YOUR GOAL – Wherever the string "LOWER" appears in a line, extract that line.

DATASET ENTRIES –
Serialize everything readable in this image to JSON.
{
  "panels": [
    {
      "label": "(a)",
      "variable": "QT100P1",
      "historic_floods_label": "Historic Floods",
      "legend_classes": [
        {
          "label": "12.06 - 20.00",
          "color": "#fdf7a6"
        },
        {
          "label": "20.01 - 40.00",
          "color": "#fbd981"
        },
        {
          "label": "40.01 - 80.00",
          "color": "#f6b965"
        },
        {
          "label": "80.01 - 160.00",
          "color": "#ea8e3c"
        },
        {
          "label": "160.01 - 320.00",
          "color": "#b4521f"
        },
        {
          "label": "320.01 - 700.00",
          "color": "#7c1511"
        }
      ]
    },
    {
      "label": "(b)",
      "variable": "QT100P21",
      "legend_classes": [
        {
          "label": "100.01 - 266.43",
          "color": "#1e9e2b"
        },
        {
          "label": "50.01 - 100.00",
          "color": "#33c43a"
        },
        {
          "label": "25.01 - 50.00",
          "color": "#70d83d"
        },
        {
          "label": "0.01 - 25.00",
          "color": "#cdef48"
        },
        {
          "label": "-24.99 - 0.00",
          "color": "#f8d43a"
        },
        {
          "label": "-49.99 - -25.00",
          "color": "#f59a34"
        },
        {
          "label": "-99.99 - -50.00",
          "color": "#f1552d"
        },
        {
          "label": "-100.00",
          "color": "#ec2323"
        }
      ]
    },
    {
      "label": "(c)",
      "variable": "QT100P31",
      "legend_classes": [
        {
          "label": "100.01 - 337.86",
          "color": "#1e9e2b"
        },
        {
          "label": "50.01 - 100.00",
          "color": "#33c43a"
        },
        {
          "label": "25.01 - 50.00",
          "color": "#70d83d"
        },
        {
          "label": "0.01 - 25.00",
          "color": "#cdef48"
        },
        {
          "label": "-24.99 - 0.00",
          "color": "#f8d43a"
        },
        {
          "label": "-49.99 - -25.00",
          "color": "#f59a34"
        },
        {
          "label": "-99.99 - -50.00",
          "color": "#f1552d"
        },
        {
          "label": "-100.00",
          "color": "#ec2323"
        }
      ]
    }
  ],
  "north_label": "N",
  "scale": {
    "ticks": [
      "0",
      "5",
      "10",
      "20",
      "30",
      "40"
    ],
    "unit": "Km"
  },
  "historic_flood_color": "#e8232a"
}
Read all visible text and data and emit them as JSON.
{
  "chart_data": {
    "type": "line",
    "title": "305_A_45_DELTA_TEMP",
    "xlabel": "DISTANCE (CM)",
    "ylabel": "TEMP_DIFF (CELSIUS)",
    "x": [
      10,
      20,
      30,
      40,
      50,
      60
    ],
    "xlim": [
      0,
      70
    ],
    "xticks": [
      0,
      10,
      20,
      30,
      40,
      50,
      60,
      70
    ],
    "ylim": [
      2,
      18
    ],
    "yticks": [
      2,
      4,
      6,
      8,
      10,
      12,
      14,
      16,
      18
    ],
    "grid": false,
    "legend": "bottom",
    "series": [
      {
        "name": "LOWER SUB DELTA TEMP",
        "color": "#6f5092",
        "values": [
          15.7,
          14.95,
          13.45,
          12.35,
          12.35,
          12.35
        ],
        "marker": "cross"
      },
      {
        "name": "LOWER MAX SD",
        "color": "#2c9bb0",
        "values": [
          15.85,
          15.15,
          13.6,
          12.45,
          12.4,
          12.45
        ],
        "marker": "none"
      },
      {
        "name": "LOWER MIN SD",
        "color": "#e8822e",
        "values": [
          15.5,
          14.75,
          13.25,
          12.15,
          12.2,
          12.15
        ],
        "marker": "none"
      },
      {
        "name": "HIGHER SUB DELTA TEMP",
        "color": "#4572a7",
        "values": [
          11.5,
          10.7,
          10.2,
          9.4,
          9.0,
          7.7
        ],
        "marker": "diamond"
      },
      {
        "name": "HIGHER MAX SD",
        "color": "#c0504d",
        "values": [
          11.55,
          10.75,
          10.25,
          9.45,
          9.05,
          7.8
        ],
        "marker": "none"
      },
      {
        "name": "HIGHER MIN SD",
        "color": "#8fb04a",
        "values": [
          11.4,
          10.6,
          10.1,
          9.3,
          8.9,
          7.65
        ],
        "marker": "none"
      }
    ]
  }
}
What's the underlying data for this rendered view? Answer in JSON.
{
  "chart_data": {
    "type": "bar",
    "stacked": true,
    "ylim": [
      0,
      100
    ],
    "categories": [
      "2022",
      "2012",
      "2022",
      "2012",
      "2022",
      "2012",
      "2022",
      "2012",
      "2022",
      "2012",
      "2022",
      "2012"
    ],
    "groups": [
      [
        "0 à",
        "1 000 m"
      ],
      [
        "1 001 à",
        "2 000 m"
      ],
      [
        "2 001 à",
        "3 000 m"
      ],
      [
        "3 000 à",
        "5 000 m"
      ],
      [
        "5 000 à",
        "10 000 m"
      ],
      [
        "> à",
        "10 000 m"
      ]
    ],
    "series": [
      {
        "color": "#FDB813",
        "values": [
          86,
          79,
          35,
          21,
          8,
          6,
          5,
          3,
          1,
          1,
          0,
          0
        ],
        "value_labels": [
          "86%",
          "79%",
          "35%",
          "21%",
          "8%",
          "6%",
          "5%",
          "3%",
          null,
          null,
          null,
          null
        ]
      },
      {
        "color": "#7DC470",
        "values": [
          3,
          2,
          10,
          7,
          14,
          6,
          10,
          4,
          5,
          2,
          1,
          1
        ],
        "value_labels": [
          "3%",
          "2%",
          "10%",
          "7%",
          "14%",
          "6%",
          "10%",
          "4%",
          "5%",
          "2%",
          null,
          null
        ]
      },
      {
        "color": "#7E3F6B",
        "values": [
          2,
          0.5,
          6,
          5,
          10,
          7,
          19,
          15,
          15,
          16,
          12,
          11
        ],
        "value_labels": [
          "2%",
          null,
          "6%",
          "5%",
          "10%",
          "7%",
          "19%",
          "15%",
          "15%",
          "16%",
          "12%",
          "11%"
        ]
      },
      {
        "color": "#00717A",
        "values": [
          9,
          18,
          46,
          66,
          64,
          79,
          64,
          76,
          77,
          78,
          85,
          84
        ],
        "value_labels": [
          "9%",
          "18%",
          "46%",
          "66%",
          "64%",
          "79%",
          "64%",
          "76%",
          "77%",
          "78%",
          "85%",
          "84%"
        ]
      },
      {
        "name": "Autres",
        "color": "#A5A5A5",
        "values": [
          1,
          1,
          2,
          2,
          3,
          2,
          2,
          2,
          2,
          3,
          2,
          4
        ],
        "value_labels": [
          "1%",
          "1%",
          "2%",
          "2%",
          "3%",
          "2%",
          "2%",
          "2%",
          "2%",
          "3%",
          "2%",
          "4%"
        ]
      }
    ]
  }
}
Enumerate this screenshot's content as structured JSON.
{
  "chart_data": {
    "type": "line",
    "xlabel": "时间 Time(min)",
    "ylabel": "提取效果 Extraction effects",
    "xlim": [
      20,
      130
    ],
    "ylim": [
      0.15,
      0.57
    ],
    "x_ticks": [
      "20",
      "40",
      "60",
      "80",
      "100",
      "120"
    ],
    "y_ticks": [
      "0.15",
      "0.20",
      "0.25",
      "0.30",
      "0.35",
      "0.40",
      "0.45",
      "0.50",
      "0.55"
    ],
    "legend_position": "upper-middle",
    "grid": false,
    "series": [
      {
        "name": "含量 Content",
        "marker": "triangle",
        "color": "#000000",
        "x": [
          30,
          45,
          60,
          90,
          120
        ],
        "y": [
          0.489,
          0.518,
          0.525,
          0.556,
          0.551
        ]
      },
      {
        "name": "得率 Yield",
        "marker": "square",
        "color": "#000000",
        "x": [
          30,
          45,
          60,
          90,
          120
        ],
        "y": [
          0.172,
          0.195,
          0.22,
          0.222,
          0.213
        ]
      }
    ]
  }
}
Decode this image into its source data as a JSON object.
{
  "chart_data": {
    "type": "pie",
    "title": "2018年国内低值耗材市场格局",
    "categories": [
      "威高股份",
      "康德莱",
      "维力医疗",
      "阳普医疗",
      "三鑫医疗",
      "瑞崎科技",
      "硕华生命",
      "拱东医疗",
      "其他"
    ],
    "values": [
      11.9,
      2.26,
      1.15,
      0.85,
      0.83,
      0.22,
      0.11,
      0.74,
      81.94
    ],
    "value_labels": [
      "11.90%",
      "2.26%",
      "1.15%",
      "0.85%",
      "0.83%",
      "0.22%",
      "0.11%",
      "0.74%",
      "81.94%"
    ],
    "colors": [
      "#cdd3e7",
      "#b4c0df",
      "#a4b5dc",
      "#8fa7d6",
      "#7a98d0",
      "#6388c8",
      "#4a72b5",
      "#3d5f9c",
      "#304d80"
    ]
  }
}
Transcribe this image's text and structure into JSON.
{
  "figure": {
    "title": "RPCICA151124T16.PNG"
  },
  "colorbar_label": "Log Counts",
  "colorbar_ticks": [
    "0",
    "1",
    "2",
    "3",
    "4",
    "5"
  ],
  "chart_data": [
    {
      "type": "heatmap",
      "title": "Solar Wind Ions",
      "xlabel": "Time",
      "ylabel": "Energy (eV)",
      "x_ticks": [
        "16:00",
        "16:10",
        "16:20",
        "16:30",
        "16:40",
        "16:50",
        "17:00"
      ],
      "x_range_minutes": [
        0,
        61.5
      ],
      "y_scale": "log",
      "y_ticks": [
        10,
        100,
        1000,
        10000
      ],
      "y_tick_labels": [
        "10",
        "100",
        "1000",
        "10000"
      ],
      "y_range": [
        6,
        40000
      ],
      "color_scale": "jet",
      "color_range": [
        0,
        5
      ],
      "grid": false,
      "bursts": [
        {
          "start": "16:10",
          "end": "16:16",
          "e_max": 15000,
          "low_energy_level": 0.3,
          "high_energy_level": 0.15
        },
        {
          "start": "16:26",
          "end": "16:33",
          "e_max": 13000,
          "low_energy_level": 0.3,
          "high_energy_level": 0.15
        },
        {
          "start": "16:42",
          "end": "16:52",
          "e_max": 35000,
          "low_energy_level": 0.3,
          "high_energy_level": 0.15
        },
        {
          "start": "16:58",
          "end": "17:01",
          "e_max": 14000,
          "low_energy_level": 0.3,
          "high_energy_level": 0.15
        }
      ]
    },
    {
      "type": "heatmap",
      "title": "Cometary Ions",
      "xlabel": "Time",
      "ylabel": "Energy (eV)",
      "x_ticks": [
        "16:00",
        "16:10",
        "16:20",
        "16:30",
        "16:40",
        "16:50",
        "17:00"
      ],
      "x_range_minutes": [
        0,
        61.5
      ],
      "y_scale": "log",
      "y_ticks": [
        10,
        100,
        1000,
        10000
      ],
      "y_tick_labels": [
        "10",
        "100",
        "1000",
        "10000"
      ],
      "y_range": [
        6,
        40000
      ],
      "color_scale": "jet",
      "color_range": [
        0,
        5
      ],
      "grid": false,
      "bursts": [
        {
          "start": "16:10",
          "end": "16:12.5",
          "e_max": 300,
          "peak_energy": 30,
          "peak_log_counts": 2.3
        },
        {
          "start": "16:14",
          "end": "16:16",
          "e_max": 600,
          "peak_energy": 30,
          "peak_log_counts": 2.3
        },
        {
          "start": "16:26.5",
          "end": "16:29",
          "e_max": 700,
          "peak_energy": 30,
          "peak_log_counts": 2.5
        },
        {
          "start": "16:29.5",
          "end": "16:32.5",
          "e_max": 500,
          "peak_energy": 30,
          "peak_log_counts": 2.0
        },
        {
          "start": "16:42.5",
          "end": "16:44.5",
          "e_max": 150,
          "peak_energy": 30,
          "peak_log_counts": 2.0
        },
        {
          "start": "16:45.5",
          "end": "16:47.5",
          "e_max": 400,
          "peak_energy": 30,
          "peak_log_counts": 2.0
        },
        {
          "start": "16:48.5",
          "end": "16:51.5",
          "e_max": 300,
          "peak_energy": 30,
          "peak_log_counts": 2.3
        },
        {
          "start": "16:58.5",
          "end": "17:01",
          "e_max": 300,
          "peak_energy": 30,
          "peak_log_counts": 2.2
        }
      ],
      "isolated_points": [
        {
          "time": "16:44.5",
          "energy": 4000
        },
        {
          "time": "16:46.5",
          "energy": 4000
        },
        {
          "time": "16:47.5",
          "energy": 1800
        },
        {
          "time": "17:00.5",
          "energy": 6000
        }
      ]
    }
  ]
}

PROBLEM SOLUTION –
        "name": "LOWER SUB DELTA TEMP",
        "name": "LOWER MAX SD",
        "name": "LOWER MIN SD",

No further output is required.